■ **WHAT IS REQUIRED**: Your task is to filter the data below down to the lines holding "name".

■ **ENTRIES**:
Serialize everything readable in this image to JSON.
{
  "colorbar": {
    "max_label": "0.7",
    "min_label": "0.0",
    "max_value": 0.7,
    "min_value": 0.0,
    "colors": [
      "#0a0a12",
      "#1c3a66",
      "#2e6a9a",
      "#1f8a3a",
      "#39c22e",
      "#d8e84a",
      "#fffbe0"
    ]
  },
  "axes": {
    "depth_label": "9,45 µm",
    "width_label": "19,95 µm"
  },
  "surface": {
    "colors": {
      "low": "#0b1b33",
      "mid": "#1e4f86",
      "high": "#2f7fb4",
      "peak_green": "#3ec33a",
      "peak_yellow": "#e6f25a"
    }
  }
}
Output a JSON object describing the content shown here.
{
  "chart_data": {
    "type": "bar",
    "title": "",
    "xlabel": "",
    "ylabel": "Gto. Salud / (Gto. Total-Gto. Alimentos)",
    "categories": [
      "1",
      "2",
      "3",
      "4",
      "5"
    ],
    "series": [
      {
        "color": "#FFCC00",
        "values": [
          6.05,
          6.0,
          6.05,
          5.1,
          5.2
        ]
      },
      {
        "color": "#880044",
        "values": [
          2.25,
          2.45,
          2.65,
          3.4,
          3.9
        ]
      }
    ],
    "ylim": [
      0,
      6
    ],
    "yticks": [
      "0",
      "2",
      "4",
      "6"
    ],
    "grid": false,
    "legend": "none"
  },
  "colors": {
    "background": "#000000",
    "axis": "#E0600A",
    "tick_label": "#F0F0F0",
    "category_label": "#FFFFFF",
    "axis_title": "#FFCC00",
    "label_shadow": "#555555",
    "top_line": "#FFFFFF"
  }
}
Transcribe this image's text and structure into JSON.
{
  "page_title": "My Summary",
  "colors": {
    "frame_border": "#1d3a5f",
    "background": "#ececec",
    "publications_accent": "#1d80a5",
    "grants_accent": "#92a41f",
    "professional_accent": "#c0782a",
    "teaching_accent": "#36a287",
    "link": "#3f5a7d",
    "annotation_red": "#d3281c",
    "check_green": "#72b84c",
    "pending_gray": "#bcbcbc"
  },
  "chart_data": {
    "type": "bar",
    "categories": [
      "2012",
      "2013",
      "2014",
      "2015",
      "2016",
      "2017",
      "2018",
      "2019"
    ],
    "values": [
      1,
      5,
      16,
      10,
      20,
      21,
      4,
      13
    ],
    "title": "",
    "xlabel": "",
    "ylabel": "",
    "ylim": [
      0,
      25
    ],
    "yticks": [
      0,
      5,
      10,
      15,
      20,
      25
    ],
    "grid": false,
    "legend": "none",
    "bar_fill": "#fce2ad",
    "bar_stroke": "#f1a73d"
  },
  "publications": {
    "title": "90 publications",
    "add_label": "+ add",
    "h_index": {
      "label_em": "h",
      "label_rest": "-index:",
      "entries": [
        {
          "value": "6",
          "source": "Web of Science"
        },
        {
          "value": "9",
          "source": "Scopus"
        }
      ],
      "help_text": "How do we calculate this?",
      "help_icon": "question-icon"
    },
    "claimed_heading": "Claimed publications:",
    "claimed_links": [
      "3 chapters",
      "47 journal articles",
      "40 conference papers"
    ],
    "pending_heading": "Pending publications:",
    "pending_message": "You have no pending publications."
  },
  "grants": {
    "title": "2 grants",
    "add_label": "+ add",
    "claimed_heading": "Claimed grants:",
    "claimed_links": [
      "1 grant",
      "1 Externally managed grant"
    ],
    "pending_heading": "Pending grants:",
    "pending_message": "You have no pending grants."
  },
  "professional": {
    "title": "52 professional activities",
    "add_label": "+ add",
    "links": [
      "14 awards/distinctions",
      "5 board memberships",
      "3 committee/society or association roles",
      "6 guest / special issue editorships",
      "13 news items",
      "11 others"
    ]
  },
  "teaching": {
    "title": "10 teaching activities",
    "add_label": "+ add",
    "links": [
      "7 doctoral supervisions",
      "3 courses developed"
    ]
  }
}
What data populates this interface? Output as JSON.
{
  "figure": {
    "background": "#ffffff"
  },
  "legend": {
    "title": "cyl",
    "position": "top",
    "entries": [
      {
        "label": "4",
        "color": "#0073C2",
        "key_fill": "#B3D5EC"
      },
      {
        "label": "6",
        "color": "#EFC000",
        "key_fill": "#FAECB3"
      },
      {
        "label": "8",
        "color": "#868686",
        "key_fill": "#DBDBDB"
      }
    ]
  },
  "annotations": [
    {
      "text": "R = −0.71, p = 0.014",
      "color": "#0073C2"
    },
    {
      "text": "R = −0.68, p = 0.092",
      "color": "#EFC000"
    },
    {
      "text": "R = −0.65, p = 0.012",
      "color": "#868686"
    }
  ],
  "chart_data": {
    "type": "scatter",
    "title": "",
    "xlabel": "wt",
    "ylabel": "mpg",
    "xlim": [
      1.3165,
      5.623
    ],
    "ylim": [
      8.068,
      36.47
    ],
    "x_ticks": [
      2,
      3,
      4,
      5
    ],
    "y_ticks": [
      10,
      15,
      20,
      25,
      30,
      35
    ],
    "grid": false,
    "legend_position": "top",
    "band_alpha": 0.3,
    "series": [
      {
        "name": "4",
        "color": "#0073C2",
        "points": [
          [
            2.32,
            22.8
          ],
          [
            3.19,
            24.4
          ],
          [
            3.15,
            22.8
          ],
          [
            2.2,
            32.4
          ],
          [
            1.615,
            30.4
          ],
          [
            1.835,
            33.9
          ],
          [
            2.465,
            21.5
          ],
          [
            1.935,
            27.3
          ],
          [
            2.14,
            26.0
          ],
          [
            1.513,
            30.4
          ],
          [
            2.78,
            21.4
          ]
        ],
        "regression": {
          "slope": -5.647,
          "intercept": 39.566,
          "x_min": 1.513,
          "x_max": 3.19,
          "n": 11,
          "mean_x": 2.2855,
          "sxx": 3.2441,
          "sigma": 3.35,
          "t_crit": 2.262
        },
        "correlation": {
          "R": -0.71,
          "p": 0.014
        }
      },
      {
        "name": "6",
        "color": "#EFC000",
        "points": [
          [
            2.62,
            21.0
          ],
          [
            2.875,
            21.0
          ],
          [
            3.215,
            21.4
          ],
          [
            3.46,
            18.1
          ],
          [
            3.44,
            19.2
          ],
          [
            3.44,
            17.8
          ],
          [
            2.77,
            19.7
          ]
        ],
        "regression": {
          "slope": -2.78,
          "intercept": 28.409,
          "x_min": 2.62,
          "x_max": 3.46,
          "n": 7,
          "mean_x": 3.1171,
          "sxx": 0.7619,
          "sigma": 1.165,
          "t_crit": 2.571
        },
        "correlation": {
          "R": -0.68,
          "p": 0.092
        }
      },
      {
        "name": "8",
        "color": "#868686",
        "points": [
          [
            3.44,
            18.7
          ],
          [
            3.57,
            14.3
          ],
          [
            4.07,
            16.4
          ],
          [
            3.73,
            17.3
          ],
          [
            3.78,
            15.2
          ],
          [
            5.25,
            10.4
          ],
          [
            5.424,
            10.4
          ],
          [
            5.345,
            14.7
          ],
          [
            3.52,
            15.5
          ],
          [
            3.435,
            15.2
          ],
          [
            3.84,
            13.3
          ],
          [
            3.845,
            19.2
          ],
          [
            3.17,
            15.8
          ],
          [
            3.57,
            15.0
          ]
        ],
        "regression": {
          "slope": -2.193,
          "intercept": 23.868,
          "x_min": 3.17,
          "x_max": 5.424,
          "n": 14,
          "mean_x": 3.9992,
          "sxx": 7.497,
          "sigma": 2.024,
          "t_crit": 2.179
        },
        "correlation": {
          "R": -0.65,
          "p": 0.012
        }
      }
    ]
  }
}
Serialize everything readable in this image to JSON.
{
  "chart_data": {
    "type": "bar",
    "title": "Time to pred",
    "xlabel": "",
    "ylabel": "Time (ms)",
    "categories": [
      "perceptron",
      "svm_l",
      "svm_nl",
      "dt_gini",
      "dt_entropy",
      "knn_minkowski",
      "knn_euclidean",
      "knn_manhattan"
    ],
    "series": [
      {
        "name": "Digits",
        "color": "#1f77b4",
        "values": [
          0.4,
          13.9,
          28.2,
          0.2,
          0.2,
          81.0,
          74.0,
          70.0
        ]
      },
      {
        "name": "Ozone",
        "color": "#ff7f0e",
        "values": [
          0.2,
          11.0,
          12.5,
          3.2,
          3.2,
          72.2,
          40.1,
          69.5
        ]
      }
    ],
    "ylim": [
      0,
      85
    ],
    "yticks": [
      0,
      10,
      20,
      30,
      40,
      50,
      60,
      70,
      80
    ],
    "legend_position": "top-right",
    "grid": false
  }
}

■ **ANSWER**:
        "name": "4",
        "name": "6",
        "name": "8",
        "name": "Digits",
        "name": "Ozone",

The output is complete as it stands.